▶ **Provided data**:

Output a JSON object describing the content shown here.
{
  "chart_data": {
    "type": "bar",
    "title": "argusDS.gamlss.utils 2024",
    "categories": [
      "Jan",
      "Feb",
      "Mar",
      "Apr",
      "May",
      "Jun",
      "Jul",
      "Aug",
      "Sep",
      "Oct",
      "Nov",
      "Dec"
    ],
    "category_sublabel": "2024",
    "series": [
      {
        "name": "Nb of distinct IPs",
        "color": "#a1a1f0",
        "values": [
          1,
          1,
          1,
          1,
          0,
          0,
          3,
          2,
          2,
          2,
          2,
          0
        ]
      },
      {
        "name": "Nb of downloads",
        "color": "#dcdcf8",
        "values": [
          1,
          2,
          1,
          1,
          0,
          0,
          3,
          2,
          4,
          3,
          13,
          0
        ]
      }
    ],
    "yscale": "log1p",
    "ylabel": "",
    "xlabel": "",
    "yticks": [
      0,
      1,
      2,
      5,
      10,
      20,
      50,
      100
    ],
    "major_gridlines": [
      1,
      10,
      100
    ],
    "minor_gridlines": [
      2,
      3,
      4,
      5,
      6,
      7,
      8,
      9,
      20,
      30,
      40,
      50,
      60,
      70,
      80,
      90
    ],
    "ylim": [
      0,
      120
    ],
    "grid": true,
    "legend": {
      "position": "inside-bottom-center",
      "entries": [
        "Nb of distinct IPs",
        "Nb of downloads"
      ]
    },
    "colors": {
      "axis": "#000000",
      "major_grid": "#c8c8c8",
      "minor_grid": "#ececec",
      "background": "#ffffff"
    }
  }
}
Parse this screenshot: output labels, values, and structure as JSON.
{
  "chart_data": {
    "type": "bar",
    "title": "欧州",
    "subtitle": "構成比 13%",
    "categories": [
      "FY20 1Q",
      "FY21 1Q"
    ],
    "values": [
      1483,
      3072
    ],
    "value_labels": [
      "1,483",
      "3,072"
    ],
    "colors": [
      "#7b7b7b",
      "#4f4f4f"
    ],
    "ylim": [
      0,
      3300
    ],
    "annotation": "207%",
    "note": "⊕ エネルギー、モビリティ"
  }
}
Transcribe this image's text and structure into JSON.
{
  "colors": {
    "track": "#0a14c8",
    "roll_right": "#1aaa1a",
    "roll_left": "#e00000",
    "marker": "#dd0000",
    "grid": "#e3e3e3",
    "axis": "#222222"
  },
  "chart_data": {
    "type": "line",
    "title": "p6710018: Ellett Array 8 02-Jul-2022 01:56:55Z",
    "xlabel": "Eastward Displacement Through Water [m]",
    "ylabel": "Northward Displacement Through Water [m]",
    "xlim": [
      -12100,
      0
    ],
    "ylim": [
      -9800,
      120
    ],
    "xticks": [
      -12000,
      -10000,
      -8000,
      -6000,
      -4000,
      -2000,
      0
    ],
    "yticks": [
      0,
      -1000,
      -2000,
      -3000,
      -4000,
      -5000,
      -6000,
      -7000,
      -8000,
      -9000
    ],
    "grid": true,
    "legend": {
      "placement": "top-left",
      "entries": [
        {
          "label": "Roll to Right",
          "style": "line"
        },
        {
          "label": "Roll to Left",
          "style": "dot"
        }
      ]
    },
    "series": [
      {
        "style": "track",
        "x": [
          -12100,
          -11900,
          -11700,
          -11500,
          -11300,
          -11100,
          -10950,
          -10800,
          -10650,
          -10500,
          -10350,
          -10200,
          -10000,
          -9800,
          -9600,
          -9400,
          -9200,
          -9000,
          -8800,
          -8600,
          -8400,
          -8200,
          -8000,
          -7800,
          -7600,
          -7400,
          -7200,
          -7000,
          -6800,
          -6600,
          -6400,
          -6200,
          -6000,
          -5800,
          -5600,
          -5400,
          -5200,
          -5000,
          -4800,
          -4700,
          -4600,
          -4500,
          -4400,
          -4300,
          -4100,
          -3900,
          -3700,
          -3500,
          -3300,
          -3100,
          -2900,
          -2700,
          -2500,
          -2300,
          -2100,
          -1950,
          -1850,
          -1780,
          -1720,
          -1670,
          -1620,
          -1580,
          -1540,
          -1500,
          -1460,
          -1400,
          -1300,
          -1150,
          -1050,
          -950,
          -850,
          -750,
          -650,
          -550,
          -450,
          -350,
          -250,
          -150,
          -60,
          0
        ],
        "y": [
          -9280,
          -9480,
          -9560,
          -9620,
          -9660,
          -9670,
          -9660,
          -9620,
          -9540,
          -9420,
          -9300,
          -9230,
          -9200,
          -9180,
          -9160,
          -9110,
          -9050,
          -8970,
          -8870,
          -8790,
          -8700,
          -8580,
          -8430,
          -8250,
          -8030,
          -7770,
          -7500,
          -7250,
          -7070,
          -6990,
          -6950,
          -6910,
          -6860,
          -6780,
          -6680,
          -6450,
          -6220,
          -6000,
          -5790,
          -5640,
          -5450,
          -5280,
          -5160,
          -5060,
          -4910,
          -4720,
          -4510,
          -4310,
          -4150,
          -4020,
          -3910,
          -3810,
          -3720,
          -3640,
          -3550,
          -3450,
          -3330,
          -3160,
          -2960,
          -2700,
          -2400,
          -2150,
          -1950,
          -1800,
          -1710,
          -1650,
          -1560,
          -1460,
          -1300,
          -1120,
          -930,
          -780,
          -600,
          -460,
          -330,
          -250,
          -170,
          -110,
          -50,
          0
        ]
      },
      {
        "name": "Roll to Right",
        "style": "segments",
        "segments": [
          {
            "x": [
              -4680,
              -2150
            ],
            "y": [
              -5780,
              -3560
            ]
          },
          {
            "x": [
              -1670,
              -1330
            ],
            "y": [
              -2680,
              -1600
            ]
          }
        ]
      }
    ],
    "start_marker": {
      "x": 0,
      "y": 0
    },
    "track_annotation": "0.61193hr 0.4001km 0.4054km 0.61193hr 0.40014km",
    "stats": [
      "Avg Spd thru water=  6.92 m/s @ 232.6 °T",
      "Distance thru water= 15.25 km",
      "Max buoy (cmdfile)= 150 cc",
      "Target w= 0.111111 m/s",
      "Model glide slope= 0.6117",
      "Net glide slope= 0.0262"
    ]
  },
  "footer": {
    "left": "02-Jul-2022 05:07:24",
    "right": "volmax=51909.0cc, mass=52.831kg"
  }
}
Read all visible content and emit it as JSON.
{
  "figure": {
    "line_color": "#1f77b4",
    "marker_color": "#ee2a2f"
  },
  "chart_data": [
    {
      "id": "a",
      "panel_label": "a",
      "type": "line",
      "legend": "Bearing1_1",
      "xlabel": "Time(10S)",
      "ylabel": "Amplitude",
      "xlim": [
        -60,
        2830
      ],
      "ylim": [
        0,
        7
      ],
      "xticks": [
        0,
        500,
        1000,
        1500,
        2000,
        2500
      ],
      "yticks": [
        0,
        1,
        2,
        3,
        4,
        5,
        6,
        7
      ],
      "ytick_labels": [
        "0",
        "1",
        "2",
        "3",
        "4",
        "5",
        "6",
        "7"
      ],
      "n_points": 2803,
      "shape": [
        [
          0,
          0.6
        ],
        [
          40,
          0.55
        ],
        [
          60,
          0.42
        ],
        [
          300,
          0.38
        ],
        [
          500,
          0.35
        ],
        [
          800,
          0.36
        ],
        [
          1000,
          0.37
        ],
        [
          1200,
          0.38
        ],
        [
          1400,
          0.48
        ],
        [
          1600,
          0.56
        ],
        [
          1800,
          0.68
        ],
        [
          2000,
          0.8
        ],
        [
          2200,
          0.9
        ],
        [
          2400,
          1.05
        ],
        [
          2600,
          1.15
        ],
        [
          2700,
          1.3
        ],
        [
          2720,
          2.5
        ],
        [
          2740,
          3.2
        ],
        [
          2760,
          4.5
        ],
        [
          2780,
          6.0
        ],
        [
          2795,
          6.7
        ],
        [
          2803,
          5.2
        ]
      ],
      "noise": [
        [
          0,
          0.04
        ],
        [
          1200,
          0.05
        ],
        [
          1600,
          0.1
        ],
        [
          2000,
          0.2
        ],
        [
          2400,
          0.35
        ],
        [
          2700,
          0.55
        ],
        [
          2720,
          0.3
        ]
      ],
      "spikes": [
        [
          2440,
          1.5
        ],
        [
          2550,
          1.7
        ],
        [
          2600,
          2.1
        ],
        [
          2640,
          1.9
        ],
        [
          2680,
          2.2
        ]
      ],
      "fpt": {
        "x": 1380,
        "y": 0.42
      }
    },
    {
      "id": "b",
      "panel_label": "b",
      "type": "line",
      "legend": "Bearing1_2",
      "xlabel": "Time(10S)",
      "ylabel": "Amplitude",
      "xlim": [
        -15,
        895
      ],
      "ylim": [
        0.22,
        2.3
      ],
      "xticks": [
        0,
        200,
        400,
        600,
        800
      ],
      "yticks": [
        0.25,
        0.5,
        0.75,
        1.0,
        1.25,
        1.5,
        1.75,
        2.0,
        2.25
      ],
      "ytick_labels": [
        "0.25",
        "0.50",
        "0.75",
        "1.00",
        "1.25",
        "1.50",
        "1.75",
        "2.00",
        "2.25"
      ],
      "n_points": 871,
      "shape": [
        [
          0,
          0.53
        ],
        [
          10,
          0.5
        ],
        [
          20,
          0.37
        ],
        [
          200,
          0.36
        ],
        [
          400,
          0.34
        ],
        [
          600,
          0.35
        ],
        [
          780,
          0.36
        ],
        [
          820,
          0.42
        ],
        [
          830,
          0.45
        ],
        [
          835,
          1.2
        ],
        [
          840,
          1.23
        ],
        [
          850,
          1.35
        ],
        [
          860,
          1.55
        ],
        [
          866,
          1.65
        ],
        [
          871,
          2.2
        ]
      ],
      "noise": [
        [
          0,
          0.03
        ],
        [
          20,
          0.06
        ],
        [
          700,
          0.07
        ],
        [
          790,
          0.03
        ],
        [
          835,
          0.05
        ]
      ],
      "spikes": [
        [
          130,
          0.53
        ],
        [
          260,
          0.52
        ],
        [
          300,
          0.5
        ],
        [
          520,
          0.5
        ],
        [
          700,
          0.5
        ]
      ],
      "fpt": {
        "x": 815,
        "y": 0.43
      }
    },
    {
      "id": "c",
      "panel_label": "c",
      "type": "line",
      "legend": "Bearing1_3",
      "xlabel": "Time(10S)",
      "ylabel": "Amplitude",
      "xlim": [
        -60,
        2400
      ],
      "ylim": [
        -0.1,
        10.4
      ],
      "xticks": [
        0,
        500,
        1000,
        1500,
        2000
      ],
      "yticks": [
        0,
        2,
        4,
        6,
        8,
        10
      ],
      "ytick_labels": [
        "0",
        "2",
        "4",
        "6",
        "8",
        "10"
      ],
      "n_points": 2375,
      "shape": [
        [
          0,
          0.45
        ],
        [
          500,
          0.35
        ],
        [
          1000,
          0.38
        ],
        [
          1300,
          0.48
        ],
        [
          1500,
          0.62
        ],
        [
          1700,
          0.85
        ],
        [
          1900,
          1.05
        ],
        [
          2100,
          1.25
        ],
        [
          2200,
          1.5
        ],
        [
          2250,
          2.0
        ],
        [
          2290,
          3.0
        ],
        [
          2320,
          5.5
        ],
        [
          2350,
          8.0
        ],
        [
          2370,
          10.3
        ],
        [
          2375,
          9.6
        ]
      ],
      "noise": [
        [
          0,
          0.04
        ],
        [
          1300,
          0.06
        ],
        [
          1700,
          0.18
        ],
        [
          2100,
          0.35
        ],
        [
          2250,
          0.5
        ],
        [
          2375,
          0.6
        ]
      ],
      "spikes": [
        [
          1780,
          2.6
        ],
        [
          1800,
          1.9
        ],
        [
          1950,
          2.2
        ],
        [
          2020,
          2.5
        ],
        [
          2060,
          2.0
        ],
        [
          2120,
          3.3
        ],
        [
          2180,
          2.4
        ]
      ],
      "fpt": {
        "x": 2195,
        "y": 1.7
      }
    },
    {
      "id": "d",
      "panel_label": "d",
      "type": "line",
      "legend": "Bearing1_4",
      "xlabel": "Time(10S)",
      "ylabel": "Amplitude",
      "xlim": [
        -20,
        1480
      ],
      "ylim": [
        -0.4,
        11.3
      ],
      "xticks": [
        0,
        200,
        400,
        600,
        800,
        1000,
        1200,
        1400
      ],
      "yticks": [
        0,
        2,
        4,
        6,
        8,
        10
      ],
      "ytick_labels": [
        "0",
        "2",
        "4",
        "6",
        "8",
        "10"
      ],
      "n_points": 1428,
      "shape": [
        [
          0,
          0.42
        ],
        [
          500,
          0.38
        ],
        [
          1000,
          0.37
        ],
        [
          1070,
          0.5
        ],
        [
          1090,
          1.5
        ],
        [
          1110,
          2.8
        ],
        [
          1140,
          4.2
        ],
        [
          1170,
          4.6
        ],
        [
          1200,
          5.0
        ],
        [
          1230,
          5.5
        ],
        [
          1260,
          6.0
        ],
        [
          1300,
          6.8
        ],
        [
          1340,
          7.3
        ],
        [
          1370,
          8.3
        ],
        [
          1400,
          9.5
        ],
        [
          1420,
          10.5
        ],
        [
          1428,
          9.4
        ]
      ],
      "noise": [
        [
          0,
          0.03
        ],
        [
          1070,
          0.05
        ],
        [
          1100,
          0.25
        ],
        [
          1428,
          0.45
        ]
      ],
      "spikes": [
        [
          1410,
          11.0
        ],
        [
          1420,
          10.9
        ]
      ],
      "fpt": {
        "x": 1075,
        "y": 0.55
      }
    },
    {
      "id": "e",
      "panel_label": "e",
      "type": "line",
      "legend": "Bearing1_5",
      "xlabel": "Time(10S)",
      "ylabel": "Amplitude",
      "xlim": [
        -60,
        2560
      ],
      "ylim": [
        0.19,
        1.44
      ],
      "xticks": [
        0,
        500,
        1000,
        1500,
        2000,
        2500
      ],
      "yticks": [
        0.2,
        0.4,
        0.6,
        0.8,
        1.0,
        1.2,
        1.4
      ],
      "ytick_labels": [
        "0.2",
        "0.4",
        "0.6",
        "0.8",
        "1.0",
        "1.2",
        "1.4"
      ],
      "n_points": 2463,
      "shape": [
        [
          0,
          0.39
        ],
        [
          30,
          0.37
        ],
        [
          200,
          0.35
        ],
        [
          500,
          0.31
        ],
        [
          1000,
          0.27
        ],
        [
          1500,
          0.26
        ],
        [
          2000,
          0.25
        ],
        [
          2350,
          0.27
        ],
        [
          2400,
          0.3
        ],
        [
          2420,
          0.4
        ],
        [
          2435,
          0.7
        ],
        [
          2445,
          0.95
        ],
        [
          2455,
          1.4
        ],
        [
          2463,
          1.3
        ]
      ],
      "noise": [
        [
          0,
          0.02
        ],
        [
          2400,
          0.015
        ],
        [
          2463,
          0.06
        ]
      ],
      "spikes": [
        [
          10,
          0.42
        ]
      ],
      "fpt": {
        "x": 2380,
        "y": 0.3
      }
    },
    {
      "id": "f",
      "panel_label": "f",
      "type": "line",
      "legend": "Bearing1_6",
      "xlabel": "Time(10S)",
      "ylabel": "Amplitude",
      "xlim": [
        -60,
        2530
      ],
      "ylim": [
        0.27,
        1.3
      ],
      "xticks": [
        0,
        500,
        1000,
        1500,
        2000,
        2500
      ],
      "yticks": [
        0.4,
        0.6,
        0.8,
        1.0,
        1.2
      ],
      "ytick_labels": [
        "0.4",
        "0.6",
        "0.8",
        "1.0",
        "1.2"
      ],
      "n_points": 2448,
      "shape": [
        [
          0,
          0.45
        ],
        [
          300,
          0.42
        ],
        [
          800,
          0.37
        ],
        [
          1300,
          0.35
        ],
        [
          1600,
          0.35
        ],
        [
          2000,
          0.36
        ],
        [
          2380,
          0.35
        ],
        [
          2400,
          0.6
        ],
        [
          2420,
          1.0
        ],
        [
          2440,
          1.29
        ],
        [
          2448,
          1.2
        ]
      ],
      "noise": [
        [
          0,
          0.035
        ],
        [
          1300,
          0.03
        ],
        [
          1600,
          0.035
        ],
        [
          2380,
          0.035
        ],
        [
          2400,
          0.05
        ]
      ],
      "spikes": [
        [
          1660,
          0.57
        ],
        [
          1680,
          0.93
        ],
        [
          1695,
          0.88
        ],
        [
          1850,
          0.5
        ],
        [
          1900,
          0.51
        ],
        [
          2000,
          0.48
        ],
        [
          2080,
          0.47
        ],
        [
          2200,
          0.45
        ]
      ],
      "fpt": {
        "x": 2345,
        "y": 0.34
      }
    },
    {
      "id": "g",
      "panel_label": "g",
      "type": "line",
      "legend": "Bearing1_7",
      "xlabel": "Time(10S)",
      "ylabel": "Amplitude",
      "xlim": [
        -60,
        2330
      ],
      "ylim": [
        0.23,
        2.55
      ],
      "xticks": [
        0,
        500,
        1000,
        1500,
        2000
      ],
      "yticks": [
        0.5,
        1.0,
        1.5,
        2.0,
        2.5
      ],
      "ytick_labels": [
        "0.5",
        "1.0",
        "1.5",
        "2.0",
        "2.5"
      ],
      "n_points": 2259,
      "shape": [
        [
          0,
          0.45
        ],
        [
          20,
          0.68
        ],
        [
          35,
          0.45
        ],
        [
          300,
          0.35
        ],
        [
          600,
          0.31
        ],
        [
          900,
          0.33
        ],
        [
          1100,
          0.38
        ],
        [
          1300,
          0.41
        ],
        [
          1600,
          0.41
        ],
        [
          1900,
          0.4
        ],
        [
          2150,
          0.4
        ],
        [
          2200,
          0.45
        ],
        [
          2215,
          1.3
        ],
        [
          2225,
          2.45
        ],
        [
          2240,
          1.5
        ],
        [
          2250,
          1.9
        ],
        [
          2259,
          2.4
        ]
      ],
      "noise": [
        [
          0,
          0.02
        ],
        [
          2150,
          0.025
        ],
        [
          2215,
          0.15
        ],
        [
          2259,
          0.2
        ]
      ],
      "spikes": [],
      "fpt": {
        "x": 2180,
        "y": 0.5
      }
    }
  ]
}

▶ **Aim**: Pick out every line with the string "style" and copy it.

▶ **Written solution**:
          "style": "line"
          "style": "dot"
        "style": "track",
        "style": "segments",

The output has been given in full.